GIVEN TASK:
Copy out the lines from the one containing "brand-logo: Bloomberg Opinion: [1004, 758, 1212, 786]" up to and including the one containing "chart-title: The Glass", unchanged.
>> Start RECORDS SHOWN
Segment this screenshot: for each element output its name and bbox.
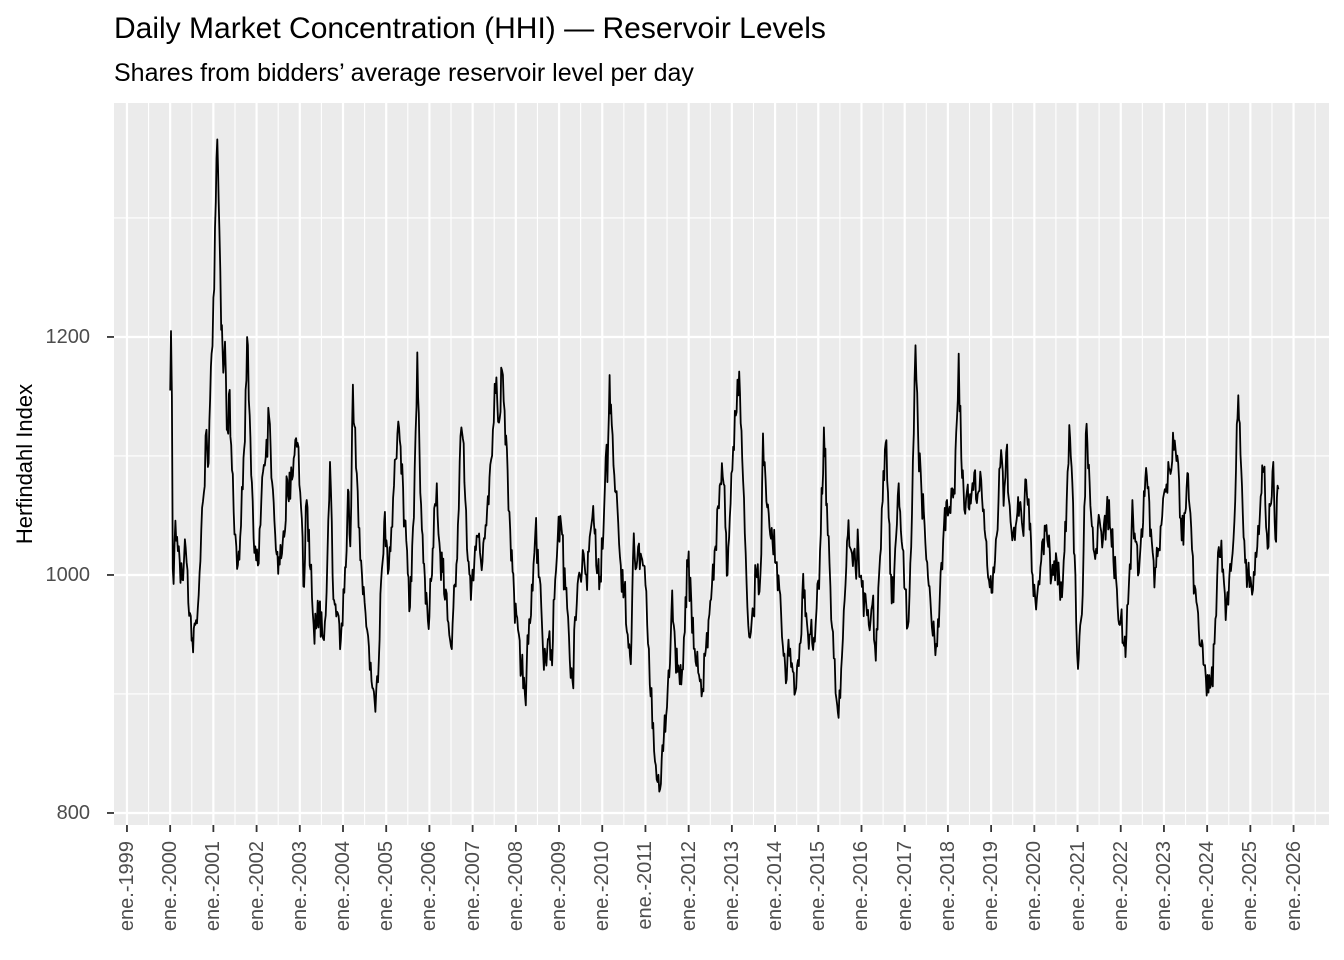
x-tick-label: ene.-2022 (1109, 841, 1132, 932)
y-tick-label: 800 (56, 801, 90, 824)
x-tick-label: ene.-2020 (1023, 841, 1046, 932)
x-tick-label: ene.-2005 (375, 841, 398, 932)
x-tick-label: ene.-2008 (504, 841, 527, 932)
y-tick-label: 1200 (45, 325, 91, 348)
x-tick-label: ene.-2018 (936, 841, 959, 932)
y-axis-title: Herfindahl Index (12, 383, 37, 545)
x-tick-label: ene.-2019 (980, 841, 1003, 932)
x-tick-label: ene.-2010 (591, 841, 614, 932)
x-tick-label: ene.-2003 (288, 841, 311, 932)
x-tick-label: ene.-2015 (807, 841, 830, 932)
chart-subtitle: Shares from bidders’ average reservoir l… (114, 59, 694, 87)
x-tick-label: ene.-2012 (677, 841, 700, 932)
x-tick-label: ene.-2017 (893, 841, 916, 932)
x-tick-label: ene.-2000 (159, 841, 182, 932)
y-tick-label: 1000 (45, 563, 91, 586)
chart-title: Daily Market Concentration (HHI) — Reser… (114, 12, 826, 45)
major-gridlines (114, 103, 1329, 825)
minor-gridlines (114, 103, 1329, 825)
x-tick-label: ene.-2004 (332, 841, 354, 932)
x-tick-label: ene.-2016 (850, 841, 873, 932)
x-tick-label: ene.-2001 (202, 841, 225, 932)
x-tick-label: ene.-2026 (1282, 841, 1305, 932)
x-tick-label: ene.-2013 (720, 841, 743, 932)
x-tick-label: ene.-2025 (1239, 841, 1262, 932)
x-tick-label: ene.-1999 (115, 841, 138, 932)
x-tick-label: ene.-2011 (634, 841, 657, 930)
x-tick-label: ene.-2006 (418, 841, 441, 932)
x-tick-label: ene.-2021 (1066, 841, 1089, 932)
x-tick-label: ene.-2007 (461, 841, 484, 932)
x-tick-label: ene.-2023 (1152, 841, 1175, 932)
x-tick-label: ene.-2002 (245, 841, 268, 932)
x-tick-label: ene.-2024 (1196, 841, 1219, 932)
x-tick-label: ene.-2014 (764, 841, 787, 932)
x-tick-label: ene.-2009 (548, 841, 571, 932)
axis-tick-marks (107, 336, 1295, 832)
hhi-series-line (169, 138, 1280, 793)
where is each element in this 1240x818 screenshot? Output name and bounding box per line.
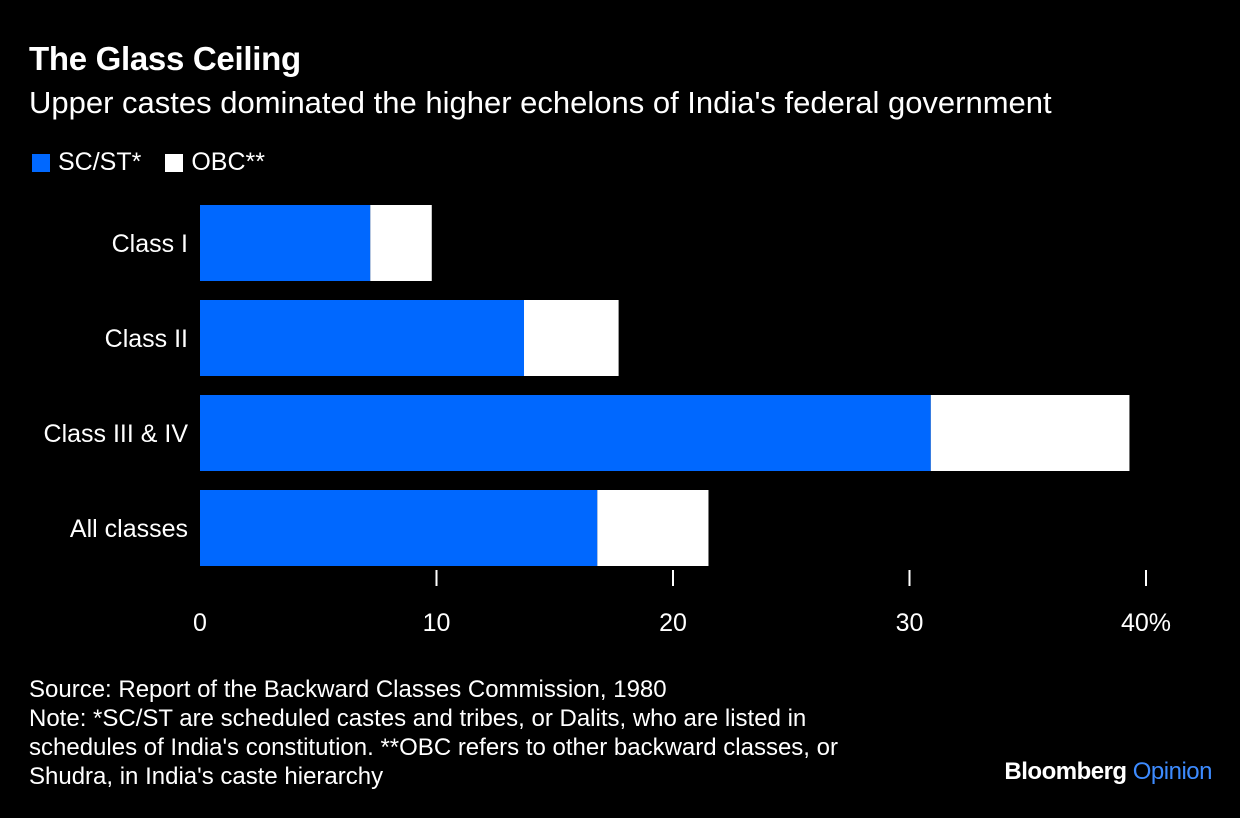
brand-logo: Bloomberg Opinion: [1004, 758, 1212, 786]
x-tick-label-40: 40%: [1121, 609, 1171, 637]
legend-label-sc-st: SC/ST*: [58, 148, 142, 176]
x-tick-label-30: 30: [896, 609, 924, 637]
legend-item-obc: OBC**: [165, 148, 265, 177]
bar-class-iii-iv-obc: [930, 395, 1130, 471]
x-tick-label-20: 20: [659, 609, 687, 637]
bar-chart: Class I Class II Class III & IV All classes…: [44, 205, 1171, 637]
chart-title: The Glass Ceiling: [29, 40, 301, 77]
note-line-3: Shudra, in India's caste hierarchy: [29, 763, 384, 790]
bar-class-ii-sc-st: [200, 300, 525, 376]
bar-class-iii-iv-sc-st: [200, 395, 931, 471]
legend-swatch-obc: [165, 153, 184, 172]
bar-all-classes-sc-st: [200, 490, 598, 566]
note-line-1: Note: *SC/ST are scheduled castes and tr…: [29, 705, 807, 732]
note-line-2: schedules of India's constitution. **OBC…: [29, 734, 838, 761]
category-label-class-ii: Class II: [105, 325, 188, 353]
legend-item-sc-st: SC/ST*: [32, 148, 141, 177]
category-label-class-iii-iv: Class III & IV: [44, 420, 189, 448]
bar-all-classes-obc: [597, 490, 709, 566]
category-label-all-classes: All classes: [70, 515, 188, 543]
chart-subtitle: Upper castes dominated the higher echelo…: [29, 85, 1052, 120]
legend-swatch-sc-st: [32, 153, 50, 172]
x-tick-label-0: 0: [193, 609, 207, 637]
chart-legend: SC/ST* OBC**: [32, 148, 289, 177]
category-label-class-i: Class I: [112, 230, 188, 258]
bar-class-i-obc: [370, 205, 432, 281]
chart-footer: Source: Report of the Backward Classes C…: [29, 675, 838, 791]
brand-section: Opinion: [1132, 758, 1213, 785]
source-note: Source: Report of the Backward Classes C…: [29, 676, 667, 703]
bar-class-ii-obc: [524, 300, 619, 376]
brand-name: Bloomberg: [1004, 758, 1127, 785]
x-tick-label-10: 10: [423, 609, 451, 637]
legend-label-obc: OBC**: [191, 148, 265, 176]
bar-class-i-sc-st: [200, 205, 371, 281]
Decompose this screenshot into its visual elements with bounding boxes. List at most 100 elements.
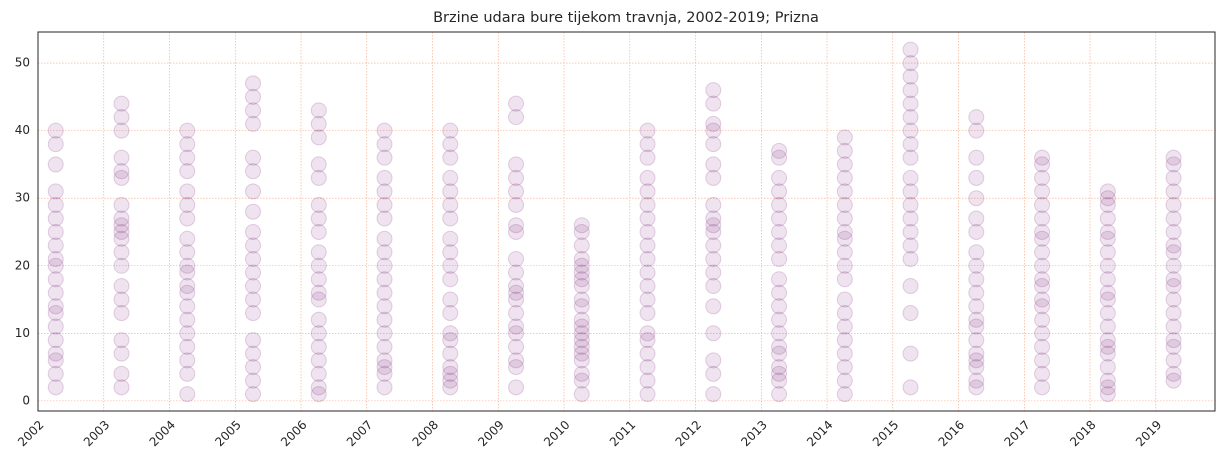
point	[310, 379, 327, 396]
point	[376, 365, 393, 382]
point	[771, 372, 788, 389]
point	[442, 230, 459, 247]
point	[705, 82, 722, 99]
point	[573, 345, 590, 362]
point	[771, 237, 788, 254]
point	[639, 325, 656, 342]
point	[508, 379, 525, 396]
point	[245, 75, 262, 92]
point	[1034, 156, 1051, 173]
point	[442, 136, 459, 153]
point	[573, 332, 590, 349]
point	[1099, 345, 1116, 362]
point	[1034, 210, 1051, 227]
point	[968, 122, 985, 139]
point	[245, 264, 262, 281]
point	[1099, 271, 1116, 288]
point	[705, 169, 722, 186]
point	[1165, 244, 1182, 261]
point	[573, 291, 590, 308]
point	[113, 223, 130, 240]
point	[573, 365, 590, 382]
point	[902, 136, 919, 153]
point	[113, 109, 130, 126]
point	[310, 257, 327, 274]
point	[179, 122, 196, 139]
x-tick-label: 2006	[278, 418, 309, 449]
point	[1034, 278, 1051, 295]
point	[968, 345, 985, 362]
point	[573, 278, 590, 295]
point	[179, 196, 196, 213]
point	[508, 223, 525, 240]
point	[1165, 271, 1182, 288]
point	[179, 338, 196, 355]
point	[1165, 338, 1182, 355]
point	[1034, 244, 1051, 261]
point	[179, 278, 196, 295]
point	[968, 298, 985, 315]
point	[1099, 372, 1116, 389]
point	[968, 244, 985, 261]
point	[47, 183, 64, 200]
point	[771, 365, 788, 382]
point	[1099, 338, 1116, 355]
point	[705, 217, 722, 234]
point	[245, 149, 262, 166]
point	[113, 217, 130, 234]
point	[639, 223, 656, 240]
point	[1165, 223, 1182, 240]
point	[1034, 352, 1051, 369]
point	[442, 122, 459, 139]
point	[508, 325, 525, 342]
y-tick-label: 0	[22, 393, 30, 407]
point	[902, 95, 919, 112]
point	[508, 95, 525, 112]
point	[573, 257, 590, 274]
point	[705, 264, 722, 281]
point	[836, 196, 853, 213]
point	[639, 169, 656, 186]
point	[508, 359, 525, 376]
point	[179, 210, 196, 227]
point	[639, 291, 656, 308]
point	[376, 298, 393, 315]
point	[113, 210, 130, 227]
point	[1099, 190, 1116, 207]
point	[771, 149, 788, 166]
point	[310, 386, 327, 403]
point	[1034, 183, 1051, 200]
point	[310, 291, 327, 308]
point	[376, 196, 393, 213]
x-tick-label: 2013	[738, 418, 769, 449]
point	[705, 122, 722, 139]
point	[47, 136, 64, 153]
point	[179, 264, 196, 281]
point	[442, 365, 459, 382]
point	[968, 257, 985, 274]
point	[1165, 237, 1182, 254]
point	[639, 250, 656, 267]
point	[902, 379, 919, 396]
x-tick-label: 2004	[147, 418, 178, 449]
point	[1034, 230, 1051, 247]
point	[1099, 257, 1116, 274]
point	[1034, 311, 1051, 328]
point	[771, 345, 788, 362]
point	[442, 149, 459, 166]
point	[376, 230, 393, 247]
point	[1034, 149, 1051, 166]
point	[968, 311, 985, 328]
x-tick-label: 2019	[1133, 418, 1164, 449]
point	[836, 129, 853, 146]
point	[179, 298, 196, 315]
point	[1099, 291, 1116, 308]
point	[1099, 183, 1116, 200]
point	[113, 196, 130, 213]
point	[508, 278, 525, 295]
point	[771, 311, 788, 328]
point	[573, 318, 590, 335]
point	[836, 291, 853, 308]
point	[902, 68, 919, 85]
point	[47, 156, 64, 173]
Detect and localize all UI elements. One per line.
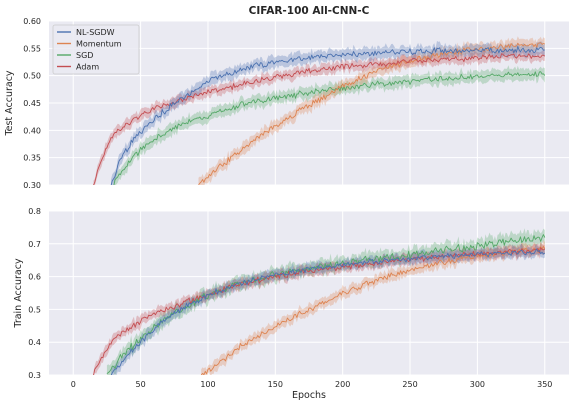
>> End RECORDS SHOWN
FINAL RESULT:
brand-logo: Bloomberg Opinion: [1004, 758, 1212, 786]
x-tick-label-40: 40%: [1121, 609, 1171, 637]
legend-label-sc-st: SC/ST*: [58, 148, 142, 176]
x-tick-label-30: 30: [896, 609, 924, 637]
legend-item-obc: OBC**: [165, 148, 265, 177]
bar-class-iii-iv-obc: [930, 395, 1130, 471]
x-tick-label-20: 20: [659, 609, 687, 637]
bar-chart: Class I Class II Class III & IV All classes…: [44, 205, 1171, 637]
chart-title: The Glass Ceiling: [29, 40, 301, 77]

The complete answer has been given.